>> begin

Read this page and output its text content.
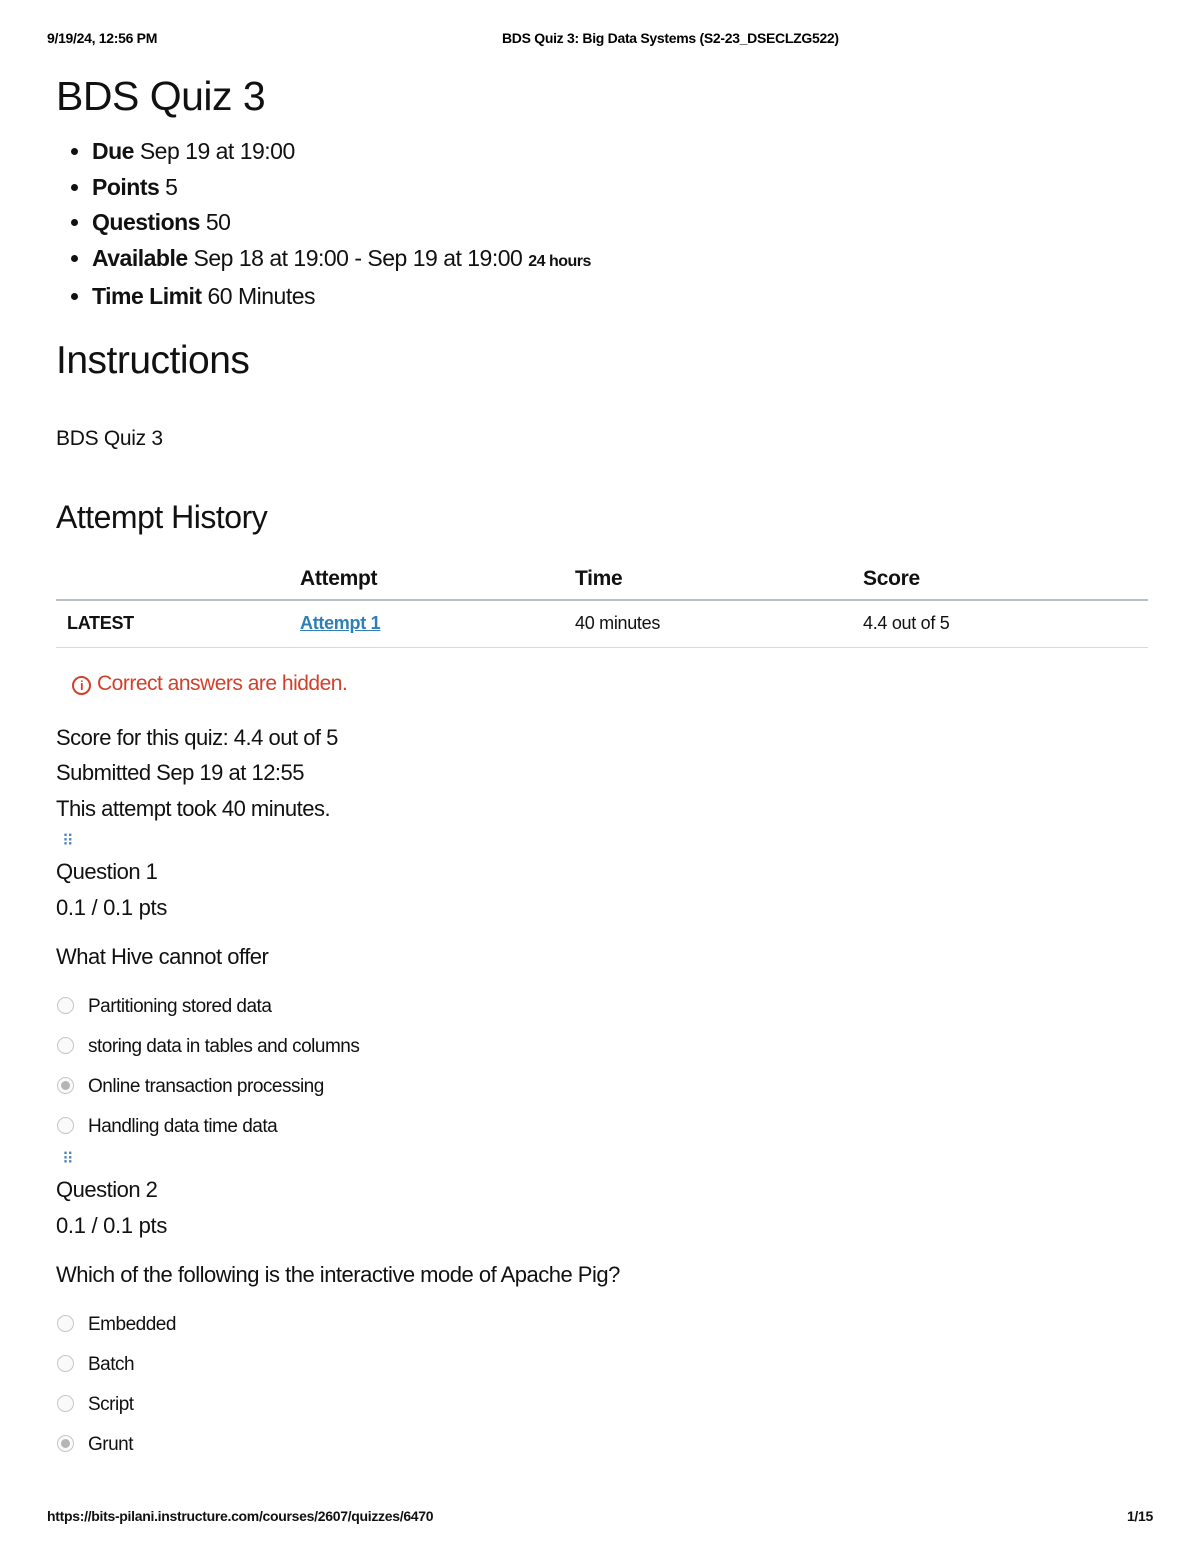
9/19/24, 12:56 PM	BDS Quiz 3: Big Data Systems (S2-23_DSECLZG522)
BDS Quiz 3
• Due Sep 19 at 19:00
• Points 5
• Questions 50
• Available Sep 18 at 19:00 - Sep 19 at 19:00 24 hours
• Time Limit 60 Minutes
Instructions
BDS Quiz 3
Attempt History
	Attempt	Time	Score
LATEST	Attempt 1	40 minutes	4.4 out of 5
i Correct answers are hidden.
Score for this quiz: 4.4 out of 5
Submitted Sep 19 at 12:55
This attempt took 40 minutes.
⠿
Question 1
0.1 / 0.1 pts
What Hive cannot offer
Partitioning stored data
storing data in tables and columns
Online transaction processing
Handling data time data
⠿
Question 2
0.1 / 0.1 pts
Which of the following is the interactive mode of Apache Pig?
Embedded
Batch
Script
Grunt
https://bits-pilani.instructure.com/courses/2607/quizzes/6470	1/15
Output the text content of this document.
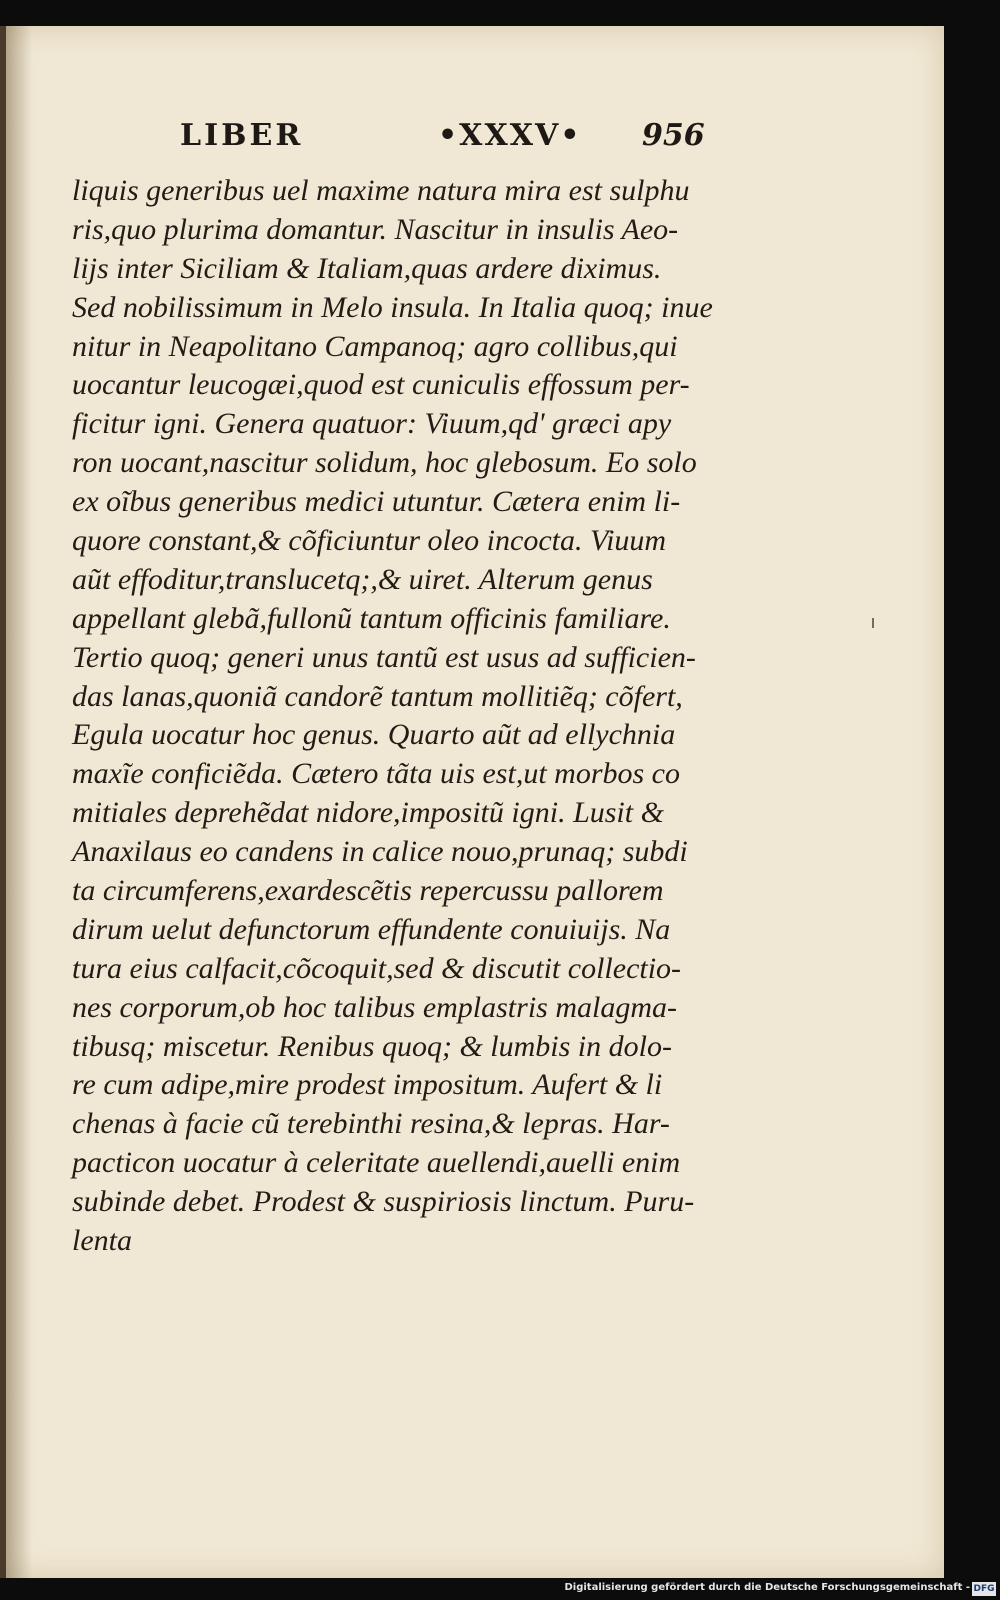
LIBER	•XXXV• 956
liquis generibus uel maxime natura mira est sulphu
ris,quo plurima domantur. Nascitur in insulis Aeo-
lijs inter Siciliam & Italiam,quas ardere diximus.
Sed nobilissimum in Melo insula. In Italia quoq; inue
nitur in Neapolitano Campanoq; agro collibus,qui
uocantur leucogæi,quod est cuniculis effossum per-
ficitur igni. Genera quatuor: Viuum,qd' græci apy
ron uocant,nascitur solidum, hoc glebosum. Eo solo
ex oĩbus generibus medici utuntur. Cætera enim li-
quore constant,& cõficiuntur oleo incocta. Viuum
aũt effoditur,translucetq;,& uiret. Alterum genus
appellant glebã,fullonũ tantum officinis familiare.
Tertio quoq; generi unus tantũ est usus ad sufficien-
das lanas,quoniã candorẽ tantum mollitiẽq; cõfert,
Egula uocatur hoc genus. Quarto aũt ad ellychnia
maxĩe conficiẽda. Cætero tãta uis est,ut morbos co
mitiales deprehẽdat nidore,impositũ igni. Lusit &
Anaxilaus eo candens in calice nouo,prunaq; subdi
ta circumferens,exardescẽtis repercussu pallorem
dirum uelut defunctorum effundente conuiuijs. Na
tura eius calfacit,cõcoquit,sed & discutit collectio-
nes corporum,ob hoc talibus emplastris malagma-
tibusq; miscetur. Renibus quoq; & lumbis in dolo-
re cum adipe,mire prodest impositum. Aufert & li
chenas à facie cũ terebinthi resina,& lepras. Har-
pacticon uocatur à celeritate auellendi,auelli enim
subinde debet. Prodest & suspiriosis linctum. Puru-
lenta
Digitalisierung gefördert durch die Deutsche Forschungsgemeinschaft - DFG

>> end

_WRITTEN TASK_. Omit the pictures, then quote the rest of the material above exactly.

_WRITTEN SOLUTION_.
Read this page and output its text content.
9/19/24, 12:56 PM	BDS Quiz 3: Big Data Systems (S2-23_DSECLZG522)
BDS Quiz 3
• Due Sep 19 at 19:00
• Points 5
• Questions 50
• Available Sep 18 at 19:00 - Sep 19 at 19:00 24 hours
• Time Limit 60 Minutes
Instructions
BDS Quiz 3
Attempt History
	Attempt	Time	Score
LATEST	Attempt 1	40 minutes	4.4 out of 5
i Correct answers are hidden.
Score for this quiz: 4.4 out of 5
Submitted Sep 19 at 12:55
This attempt took 40 minutes.
⠿
Question 1
0.1 / 0.1 pts
What Hive cannot offer
Partitioning stored data
storing data in tables and columns
Online transaction processing
Handling data time data
⠿
Question 2
0.1 / 0.1 pts
Which of the following is the interactive mode of Apache Pig?
Embedded
Batch
Script
Grunt
https://bits-pilani.instructure.com/courses/2607/quizzes/6470	1/15
Output the text content of this document.
LIBER	•XXXV• 956
liquis generibus uel maxime natura mira est sulphu
ris,quo plurima domantur. Nascitur in insulis Aeo-
lijs inter Siciliam & Italiam,quas ardere diximus.
Sed nobilissimum in Melo insula. In Italia quoq; inue
nitur in Neapolitano Campanoq; agro collibus,qui
uocantur leucogæi,quod est cuniculis effossum per-
ficitur igni. Genera quatuor: Viuum,qd' græci apy
ron uocant,nascitur solidum, hoc glebosum. Eo solo
ex oĩbus generibus medici utuntur. Cætera enim li-
quore constant,& cõficiuntur oleo incocta. Viuum
aũt effoditur,translucetq;,& uiret. Alterum genus
appellant glebã,fullonũ tantum officinis familiare.
Tertio quoq; generi unus tantũ est usus ad sufficien-
das lanas,quoniã candorẽ tantum mollitiẽq; cõfert,
Egula uocatur hoc genus. Quarto aũt ad ellychnia
maxĩe conficiẽda. Cætero tãta uis est,ut morbos co
mitiales deprehẽdat nidore,impositũ igni. Lusit &
Anaxilaus eo candens in calice nouo,prunaq; subdi
ta circumferens,exardescẽtis repercussu pallorem
dirum uelut defunctorum effundente conuiuijs. Na
tura eius calfacit,cõcoquit,sed & discutit collectio-
nes corporum,ob hoc talibus emplastris malagma-
tibusq; miscetur. Renibus quoq; & lumbis in dolo-
re cum adipe,mire prodest impositum. Aufert & li
chenas à facie cũ terebinthi resina,& lepras. Har-
pacticon uocatur à celeritate auellendi,auelli enim
subinde debet. Prodest & suspiriosis linctum. Puru-
lenta
Digitalisierung gefördert durch die Deutsche Forschungsgemeinschaft - DFG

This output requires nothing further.